Exercise description: Rename "battery-icon" to "battery-status-icon" in the lines that begin at the one containing "continue-button[interactable]: Continue —" and stop after the one containing "key-v[interactable]: v —", and write out only those lines with nothing else changed.

Region boundary data
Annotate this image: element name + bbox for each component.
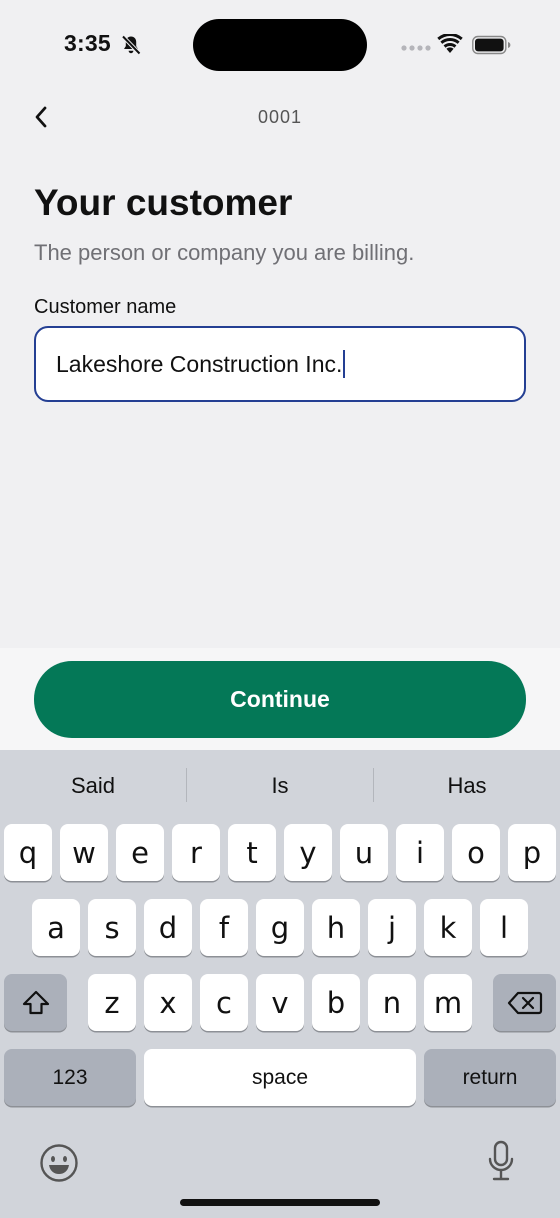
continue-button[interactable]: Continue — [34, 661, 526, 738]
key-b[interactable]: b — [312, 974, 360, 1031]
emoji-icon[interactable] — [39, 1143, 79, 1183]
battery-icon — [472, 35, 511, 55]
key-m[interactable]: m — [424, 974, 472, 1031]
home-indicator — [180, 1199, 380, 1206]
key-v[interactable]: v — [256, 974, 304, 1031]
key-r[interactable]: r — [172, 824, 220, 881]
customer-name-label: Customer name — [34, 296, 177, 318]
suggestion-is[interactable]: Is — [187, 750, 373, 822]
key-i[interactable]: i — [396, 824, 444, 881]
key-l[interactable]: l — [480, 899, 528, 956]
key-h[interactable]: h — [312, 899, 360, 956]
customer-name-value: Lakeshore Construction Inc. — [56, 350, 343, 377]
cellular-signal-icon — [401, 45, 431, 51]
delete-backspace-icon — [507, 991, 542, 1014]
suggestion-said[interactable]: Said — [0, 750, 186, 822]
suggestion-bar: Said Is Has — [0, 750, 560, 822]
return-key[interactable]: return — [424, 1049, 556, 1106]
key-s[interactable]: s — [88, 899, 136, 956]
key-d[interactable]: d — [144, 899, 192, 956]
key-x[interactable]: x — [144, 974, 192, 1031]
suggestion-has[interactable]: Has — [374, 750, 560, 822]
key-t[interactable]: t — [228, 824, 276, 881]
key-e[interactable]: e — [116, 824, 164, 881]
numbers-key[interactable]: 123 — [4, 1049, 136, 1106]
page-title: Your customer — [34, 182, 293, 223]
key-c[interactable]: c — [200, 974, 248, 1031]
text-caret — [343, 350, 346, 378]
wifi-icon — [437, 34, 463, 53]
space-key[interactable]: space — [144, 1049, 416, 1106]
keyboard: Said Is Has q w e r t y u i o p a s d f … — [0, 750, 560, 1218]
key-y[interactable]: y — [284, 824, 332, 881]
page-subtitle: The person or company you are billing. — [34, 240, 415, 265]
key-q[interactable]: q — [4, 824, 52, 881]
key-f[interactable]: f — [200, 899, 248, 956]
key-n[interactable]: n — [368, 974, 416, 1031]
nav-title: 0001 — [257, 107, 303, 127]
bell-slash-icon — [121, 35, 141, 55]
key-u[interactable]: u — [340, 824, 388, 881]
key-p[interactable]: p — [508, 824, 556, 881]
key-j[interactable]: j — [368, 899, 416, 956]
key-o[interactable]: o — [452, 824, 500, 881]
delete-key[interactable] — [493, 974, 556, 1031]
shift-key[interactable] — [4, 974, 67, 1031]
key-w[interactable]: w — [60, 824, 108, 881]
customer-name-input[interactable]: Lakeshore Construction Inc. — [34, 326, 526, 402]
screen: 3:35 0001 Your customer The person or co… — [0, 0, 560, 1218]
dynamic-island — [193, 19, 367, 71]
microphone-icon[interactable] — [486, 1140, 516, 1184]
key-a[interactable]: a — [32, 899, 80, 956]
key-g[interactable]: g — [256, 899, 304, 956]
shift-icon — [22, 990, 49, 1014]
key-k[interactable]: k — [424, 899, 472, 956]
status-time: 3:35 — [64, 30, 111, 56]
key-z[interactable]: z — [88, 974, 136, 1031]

Exercise solution:
continue-button[interactable]: Continue — [34, 661, 526, 738]
key-b[interactable]: b — [312, 974, 360, 1031]
emoji-icon[interactable] — [39, 1143, 79, 1183]
battery-status-icon — [472, 35, 511, 55]
key-m[interactable]: m — [424, 974, 472, 1031]
home-indicator — [180, 1199, 380, 1206]
key-v[interactable]: v — [256, 974, 304, 1031]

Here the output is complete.